[start]

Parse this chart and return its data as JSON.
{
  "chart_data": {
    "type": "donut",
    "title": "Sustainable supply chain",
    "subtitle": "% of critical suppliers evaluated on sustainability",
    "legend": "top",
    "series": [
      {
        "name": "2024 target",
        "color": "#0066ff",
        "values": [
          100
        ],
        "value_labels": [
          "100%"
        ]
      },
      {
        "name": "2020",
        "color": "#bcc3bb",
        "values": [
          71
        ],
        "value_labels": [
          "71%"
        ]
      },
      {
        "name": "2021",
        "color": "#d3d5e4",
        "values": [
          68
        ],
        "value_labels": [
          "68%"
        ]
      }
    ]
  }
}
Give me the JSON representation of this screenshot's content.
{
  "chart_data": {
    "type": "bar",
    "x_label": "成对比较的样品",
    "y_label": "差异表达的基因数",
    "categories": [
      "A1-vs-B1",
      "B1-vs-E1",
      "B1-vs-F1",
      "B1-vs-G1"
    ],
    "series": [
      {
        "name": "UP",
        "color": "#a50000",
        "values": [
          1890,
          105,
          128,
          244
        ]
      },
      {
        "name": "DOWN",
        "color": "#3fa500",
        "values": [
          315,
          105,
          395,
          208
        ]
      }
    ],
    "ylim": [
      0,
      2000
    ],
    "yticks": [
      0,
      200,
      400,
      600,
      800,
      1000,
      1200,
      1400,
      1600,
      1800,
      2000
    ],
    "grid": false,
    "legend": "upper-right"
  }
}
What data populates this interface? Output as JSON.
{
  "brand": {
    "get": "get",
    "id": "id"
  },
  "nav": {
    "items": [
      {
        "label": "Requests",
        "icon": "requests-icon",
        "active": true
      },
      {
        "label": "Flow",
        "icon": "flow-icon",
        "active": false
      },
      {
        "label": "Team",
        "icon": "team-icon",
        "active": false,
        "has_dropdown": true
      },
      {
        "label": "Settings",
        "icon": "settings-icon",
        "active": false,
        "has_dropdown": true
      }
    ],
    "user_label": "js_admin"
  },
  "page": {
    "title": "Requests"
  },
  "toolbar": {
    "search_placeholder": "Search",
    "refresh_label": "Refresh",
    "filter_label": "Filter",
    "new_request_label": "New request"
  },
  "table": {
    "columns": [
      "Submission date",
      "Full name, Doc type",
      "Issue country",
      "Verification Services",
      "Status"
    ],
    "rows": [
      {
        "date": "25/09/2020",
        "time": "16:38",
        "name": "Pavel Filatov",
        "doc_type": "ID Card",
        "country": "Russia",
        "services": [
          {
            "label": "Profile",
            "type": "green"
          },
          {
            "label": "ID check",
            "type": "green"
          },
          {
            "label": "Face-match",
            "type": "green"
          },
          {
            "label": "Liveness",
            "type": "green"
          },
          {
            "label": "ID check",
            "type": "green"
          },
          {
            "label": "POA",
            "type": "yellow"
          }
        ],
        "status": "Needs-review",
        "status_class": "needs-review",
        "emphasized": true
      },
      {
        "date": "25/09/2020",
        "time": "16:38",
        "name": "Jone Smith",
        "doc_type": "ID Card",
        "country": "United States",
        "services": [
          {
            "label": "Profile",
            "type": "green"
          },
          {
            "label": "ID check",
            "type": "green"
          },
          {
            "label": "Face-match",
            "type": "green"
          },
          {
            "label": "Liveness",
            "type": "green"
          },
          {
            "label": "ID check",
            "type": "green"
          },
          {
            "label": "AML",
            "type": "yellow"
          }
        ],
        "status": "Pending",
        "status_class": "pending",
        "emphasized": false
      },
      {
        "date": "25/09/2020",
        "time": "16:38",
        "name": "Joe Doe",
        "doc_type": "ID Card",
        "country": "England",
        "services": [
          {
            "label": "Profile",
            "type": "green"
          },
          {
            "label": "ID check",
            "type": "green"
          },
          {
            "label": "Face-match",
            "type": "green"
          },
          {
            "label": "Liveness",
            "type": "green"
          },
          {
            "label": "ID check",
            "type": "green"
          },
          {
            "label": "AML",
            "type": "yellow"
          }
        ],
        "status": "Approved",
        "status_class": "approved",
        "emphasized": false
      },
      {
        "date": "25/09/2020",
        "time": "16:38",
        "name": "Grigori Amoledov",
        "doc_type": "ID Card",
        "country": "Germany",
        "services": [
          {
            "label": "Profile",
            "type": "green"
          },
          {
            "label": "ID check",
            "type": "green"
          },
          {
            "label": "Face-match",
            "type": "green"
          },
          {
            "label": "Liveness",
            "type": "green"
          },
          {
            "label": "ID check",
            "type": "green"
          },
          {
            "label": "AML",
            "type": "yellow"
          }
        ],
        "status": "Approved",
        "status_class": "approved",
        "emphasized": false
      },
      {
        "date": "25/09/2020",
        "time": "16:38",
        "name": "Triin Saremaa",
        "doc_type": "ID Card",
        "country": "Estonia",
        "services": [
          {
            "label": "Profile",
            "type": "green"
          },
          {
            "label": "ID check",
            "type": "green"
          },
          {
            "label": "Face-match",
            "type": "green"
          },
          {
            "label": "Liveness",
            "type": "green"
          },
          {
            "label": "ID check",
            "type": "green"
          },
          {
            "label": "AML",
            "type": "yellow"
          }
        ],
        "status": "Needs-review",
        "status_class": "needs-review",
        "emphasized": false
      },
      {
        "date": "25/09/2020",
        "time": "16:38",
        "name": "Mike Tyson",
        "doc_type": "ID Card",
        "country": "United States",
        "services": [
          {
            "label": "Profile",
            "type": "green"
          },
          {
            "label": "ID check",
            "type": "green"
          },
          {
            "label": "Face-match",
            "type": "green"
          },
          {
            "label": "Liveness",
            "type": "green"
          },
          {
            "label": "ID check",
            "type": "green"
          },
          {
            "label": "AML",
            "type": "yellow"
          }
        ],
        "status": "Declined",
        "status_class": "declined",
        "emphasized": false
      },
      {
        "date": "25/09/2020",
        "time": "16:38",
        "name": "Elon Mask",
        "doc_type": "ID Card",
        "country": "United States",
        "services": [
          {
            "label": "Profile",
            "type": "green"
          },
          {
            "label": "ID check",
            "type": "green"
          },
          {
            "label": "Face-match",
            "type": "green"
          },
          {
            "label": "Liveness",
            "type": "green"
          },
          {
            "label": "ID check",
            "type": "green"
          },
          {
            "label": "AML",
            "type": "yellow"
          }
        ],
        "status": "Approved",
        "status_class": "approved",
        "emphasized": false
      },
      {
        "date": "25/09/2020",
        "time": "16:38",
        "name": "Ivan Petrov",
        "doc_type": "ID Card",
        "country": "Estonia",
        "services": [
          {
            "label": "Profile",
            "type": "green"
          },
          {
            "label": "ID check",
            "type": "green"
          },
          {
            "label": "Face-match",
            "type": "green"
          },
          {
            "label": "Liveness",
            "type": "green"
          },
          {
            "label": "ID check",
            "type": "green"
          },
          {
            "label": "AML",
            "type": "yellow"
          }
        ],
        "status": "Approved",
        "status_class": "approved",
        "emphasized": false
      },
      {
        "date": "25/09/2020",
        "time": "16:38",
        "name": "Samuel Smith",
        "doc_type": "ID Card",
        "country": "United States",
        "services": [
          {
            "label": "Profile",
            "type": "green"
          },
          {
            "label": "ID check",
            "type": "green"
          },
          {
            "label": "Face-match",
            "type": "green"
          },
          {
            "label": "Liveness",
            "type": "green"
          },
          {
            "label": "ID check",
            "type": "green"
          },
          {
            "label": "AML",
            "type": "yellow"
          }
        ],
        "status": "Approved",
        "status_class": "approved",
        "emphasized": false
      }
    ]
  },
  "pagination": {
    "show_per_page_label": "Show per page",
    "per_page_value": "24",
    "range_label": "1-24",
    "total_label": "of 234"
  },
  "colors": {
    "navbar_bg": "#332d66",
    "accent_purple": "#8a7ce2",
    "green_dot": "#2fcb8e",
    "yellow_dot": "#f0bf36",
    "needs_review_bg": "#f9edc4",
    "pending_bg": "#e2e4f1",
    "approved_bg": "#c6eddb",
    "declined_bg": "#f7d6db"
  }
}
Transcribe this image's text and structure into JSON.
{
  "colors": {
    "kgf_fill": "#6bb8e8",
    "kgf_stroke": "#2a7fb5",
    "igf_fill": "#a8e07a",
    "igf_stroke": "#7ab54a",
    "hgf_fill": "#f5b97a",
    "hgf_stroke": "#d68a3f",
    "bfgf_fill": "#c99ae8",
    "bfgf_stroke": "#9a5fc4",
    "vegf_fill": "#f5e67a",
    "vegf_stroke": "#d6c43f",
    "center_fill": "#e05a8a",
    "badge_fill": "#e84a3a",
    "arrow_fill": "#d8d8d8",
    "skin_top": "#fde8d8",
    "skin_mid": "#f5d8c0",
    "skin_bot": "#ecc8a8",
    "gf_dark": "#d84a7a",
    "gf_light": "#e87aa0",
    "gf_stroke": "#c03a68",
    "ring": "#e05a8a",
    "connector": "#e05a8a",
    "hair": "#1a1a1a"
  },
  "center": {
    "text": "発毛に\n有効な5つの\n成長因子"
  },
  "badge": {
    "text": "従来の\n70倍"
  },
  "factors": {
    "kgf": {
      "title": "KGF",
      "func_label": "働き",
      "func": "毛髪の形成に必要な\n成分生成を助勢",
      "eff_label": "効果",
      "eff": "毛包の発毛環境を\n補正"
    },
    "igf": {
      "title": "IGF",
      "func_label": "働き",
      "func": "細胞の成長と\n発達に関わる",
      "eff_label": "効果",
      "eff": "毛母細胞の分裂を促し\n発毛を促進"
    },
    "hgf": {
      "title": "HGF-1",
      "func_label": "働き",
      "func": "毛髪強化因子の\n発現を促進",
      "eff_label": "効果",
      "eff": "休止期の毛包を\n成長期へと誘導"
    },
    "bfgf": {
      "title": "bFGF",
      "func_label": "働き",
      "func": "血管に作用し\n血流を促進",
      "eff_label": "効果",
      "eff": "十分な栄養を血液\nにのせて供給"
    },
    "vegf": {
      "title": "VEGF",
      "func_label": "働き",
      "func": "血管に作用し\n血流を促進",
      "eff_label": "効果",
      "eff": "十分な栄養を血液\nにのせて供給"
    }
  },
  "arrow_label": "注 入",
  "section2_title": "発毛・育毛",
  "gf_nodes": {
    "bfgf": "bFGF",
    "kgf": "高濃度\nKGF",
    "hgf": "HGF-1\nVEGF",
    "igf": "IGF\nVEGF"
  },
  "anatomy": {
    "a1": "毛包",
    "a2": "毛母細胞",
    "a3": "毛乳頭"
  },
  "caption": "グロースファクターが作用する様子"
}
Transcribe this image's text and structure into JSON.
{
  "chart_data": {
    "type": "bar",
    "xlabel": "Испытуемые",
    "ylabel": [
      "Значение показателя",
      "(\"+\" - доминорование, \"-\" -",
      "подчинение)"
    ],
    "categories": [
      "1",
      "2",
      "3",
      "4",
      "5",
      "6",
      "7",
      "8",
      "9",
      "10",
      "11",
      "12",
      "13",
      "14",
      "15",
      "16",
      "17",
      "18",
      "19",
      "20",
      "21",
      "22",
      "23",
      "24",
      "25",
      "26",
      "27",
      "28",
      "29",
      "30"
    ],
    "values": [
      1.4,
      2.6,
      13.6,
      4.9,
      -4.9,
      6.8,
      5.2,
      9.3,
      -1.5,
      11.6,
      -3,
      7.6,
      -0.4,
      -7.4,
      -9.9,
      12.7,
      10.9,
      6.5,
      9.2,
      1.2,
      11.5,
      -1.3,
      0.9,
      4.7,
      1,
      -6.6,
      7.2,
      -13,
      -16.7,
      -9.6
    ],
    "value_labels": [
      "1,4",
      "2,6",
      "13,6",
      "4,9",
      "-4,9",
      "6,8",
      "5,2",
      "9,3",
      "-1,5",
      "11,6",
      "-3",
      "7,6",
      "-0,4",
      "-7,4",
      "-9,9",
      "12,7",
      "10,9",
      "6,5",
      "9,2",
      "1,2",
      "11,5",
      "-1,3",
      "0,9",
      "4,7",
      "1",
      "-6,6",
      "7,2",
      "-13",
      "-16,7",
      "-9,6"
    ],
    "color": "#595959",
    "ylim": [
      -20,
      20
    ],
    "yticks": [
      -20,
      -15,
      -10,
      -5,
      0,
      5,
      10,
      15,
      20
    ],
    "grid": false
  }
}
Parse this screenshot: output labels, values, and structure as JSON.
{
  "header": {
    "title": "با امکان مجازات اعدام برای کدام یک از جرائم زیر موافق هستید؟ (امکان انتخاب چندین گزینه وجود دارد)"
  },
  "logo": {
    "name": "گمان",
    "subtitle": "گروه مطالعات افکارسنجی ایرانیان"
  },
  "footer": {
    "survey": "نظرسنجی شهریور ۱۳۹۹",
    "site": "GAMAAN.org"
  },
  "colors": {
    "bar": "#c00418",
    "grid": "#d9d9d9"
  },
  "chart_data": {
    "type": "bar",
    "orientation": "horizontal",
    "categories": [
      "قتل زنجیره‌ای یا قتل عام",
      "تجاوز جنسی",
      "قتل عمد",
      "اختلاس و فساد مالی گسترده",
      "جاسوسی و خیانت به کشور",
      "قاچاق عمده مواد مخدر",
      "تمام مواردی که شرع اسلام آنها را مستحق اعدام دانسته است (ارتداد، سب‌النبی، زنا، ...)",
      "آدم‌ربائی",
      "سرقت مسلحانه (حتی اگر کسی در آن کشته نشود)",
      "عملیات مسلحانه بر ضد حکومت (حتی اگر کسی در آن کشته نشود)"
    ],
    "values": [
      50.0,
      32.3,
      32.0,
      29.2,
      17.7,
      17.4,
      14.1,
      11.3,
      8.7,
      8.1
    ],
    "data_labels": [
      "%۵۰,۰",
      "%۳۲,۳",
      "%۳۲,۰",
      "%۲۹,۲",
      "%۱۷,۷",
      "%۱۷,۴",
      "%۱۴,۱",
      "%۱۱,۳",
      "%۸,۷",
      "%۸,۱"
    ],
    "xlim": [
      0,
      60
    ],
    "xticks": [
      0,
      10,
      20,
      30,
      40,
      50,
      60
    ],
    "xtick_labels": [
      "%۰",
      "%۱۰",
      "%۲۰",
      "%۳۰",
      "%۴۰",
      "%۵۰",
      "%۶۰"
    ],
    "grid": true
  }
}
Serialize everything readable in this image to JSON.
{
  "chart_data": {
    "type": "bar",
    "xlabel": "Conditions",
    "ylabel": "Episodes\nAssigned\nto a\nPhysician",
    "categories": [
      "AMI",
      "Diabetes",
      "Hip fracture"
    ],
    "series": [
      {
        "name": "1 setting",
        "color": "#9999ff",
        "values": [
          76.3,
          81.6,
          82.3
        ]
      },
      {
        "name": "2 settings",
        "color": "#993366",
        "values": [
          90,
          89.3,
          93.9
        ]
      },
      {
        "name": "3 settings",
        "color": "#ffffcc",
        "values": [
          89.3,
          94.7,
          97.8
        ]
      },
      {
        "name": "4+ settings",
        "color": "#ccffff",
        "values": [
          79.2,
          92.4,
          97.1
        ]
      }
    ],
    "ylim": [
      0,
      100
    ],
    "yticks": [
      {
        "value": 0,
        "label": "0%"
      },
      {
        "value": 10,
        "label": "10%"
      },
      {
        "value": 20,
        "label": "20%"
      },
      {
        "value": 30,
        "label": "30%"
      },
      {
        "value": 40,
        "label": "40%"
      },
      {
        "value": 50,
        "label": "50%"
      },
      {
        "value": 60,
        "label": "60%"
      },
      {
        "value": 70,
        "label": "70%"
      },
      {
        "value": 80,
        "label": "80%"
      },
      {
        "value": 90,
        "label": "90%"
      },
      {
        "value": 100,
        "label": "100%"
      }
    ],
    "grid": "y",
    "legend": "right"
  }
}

[end]

State how many lines in the records above contain the word "نشود", giving only the number.

**Exercise output**
2